(Problems and tasks):
**1)** From the underwriting agreement excerpt, list every capitalized party or entity it names.
**2)** Pick up the underwriting agreement excerpt after its final sentence and draft the next numbered section in the same style.

(Page text):
(begin)

1.8 The Underwriter shall furnish prompt notice (by wire or
telephone. followed by written confirmation) to the Company of the
declaration of any income, dividends or capital gain distributions
payable on the Trust's shares. The Company hereby elects to receive all
such income dividends and capital gain distributions as are payable on
the Fund shares in additional shares of that Fund. The Company reserves
the right to revoke this election and to receive all such income
dividends and capital gain distributions in cash. The Underwriter shall
notify the Company of the number of shares so issued as payment of such
dividends and distributions.
1.9 The Underwriter shall make the net asset value per share for
each Fund available to the Company on a daily basis as soon as reasonably
practical after the Trust calculates its net asset value per share and
each of the Trust and the Underwriter shall use its best efforts to make
such net asset value per share available by 7:00 p.m. Eastern time.

(end)

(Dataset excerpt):
(begin)

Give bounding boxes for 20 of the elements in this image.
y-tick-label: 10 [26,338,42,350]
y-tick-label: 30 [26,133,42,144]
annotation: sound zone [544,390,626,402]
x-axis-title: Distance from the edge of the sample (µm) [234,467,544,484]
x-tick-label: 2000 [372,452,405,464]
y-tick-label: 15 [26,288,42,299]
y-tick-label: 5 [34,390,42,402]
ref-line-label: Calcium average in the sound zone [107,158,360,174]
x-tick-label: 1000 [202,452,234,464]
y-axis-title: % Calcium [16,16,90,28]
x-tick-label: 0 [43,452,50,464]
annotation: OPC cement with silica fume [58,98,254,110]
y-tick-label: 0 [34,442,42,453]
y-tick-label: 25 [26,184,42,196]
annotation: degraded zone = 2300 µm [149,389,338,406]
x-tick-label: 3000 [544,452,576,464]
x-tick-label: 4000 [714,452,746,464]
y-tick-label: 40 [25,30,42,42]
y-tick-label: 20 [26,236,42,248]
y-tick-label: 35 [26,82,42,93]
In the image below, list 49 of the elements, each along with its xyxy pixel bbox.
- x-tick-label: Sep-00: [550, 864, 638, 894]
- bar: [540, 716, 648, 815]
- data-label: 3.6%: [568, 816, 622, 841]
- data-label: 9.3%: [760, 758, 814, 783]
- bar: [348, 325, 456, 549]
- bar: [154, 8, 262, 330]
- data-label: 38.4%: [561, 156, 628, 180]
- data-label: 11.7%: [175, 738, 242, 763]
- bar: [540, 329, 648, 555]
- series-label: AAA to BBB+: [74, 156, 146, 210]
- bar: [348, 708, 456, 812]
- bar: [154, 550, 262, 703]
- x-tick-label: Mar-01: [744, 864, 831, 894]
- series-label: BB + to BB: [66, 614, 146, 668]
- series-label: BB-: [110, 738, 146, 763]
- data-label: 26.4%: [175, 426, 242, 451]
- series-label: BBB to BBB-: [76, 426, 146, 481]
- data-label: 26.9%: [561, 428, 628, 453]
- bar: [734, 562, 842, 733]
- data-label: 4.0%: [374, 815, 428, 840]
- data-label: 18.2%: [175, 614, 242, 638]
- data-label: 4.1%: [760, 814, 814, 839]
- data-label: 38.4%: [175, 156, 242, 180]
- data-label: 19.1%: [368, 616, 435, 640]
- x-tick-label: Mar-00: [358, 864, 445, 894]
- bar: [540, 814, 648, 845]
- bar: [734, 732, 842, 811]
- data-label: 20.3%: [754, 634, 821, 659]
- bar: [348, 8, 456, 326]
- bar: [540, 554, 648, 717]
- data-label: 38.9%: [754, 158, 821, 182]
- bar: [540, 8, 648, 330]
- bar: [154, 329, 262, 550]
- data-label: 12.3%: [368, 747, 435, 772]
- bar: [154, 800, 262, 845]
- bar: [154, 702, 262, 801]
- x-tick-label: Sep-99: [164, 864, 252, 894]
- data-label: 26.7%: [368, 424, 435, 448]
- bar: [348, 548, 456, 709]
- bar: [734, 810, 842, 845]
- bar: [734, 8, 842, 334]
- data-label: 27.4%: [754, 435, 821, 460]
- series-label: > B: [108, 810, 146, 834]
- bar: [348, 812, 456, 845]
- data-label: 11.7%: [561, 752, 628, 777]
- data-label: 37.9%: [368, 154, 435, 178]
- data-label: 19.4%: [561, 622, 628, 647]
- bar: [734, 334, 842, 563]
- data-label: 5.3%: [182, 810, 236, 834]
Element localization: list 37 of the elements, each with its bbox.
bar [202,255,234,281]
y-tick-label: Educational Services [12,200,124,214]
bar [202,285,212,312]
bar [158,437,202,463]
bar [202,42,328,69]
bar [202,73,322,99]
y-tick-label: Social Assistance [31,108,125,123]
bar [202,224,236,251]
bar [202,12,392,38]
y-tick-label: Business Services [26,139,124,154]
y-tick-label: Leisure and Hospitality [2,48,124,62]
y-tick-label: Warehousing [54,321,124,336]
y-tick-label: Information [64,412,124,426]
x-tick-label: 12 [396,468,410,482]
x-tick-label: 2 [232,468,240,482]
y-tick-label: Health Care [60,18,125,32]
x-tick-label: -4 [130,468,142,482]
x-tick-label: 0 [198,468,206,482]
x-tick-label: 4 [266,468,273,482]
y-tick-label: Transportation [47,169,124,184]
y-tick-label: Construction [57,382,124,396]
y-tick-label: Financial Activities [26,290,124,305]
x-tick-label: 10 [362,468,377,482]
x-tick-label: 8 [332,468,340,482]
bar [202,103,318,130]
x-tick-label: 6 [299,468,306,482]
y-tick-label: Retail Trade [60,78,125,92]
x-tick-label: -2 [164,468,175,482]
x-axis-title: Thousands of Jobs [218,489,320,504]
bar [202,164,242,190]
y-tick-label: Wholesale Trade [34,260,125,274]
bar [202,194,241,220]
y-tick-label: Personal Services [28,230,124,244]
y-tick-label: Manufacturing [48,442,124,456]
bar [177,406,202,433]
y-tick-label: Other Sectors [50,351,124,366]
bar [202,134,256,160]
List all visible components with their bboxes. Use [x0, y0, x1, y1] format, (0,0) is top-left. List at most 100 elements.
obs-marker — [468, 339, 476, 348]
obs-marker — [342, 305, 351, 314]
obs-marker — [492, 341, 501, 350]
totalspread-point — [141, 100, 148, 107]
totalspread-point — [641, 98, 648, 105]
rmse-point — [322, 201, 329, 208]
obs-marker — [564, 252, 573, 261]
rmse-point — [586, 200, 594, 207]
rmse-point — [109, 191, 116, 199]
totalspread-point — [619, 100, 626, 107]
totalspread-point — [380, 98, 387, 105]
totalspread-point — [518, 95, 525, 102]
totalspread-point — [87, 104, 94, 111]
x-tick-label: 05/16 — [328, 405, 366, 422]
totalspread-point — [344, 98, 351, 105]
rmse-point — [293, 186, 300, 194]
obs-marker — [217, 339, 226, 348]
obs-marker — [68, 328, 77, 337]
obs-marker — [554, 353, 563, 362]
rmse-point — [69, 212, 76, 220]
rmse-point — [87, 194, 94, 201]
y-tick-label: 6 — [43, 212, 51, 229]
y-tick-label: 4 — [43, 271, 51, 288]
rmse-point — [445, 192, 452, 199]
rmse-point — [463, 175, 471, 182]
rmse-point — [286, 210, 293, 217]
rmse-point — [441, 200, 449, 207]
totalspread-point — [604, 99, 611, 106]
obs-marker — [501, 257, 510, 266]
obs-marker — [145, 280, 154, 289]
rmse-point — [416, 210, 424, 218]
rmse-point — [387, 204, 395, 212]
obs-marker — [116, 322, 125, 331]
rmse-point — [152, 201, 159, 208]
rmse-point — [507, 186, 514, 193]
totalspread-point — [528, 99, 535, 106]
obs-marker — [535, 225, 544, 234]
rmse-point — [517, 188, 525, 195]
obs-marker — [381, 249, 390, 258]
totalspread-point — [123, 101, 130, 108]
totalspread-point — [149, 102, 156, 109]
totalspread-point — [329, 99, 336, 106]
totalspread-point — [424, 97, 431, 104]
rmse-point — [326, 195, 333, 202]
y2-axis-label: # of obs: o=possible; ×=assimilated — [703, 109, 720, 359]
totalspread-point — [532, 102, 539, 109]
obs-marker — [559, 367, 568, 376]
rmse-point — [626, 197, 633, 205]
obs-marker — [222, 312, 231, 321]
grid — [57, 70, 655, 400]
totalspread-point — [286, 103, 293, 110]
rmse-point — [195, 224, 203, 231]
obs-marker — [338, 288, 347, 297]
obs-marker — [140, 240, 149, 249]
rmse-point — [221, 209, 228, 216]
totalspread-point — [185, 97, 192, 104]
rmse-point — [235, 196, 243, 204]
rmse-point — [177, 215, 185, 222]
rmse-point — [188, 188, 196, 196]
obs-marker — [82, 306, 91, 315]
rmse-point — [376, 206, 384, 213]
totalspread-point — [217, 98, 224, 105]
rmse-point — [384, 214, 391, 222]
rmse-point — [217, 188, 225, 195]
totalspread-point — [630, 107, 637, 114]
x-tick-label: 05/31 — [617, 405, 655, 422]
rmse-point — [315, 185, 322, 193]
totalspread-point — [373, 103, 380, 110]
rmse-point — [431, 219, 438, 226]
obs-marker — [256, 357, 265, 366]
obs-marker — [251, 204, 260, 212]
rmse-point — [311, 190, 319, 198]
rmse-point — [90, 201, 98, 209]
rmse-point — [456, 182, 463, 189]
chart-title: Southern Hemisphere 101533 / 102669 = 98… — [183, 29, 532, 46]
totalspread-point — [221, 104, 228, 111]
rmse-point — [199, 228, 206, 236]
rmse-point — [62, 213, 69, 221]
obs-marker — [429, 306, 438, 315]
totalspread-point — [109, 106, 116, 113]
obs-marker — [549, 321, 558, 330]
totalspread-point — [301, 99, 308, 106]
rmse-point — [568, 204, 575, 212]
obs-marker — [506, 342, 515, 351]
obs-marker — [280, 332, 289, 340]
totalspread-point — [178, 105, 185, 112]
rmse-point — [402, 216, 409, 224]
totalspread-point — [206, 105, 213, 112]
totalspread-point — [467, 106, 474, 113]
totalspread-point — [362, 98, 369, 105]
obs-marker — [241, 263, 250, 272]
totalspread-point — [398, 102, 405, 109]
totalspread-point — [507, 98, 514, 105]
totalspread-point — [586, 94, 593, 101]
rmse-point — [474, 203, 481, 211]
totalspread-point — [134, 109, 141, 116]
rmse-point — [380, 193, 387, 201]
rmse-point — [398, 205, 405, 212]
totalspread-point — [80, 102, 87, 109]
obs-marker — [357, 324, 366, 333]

(end)

(The answers):
**1)**
- the Underwriter
- the Company
- the Trust
- the Fund

**2)**
ARTICLE II. Representations and Warranties
2.1 The Company represents and warrants that
(a) at all times during the term of this Agreement the Contracts
are or will be registered under the 1933 Act; the Contracts will be
issued and sold in compliance in all material respects with all
applicable laws and the sale of the Contracts shall comply in all
material respects with state insurance suitability requirements. The
Company further represents and warrants that it is an insurance company
duly organized and in good standing under applicable law and that it has
legally and validly established each Account prior to any issuance or
sale thereof as a separate account under applicable law and has
registered or, prior to any issuance or sale of the Contracts, will
register each Account as a unit investment trust in accordance with the
provisions of the 1940 Act to serve as a segregated investment account
for the Contracts; and
(b) the Contracts are currently treated as endowment, annuity or
life insurance contracts, under applicable provisions of the Internal
Revenue Code of 1986, as amended (the "Code"), and that it will make
every effort to maintain such treatment and that it will notify the Trust
and the Underwriter immediately upon having a reasonable basis for
believing that the Contracts have ceased to be so treated or that they
might not be so treated in the future.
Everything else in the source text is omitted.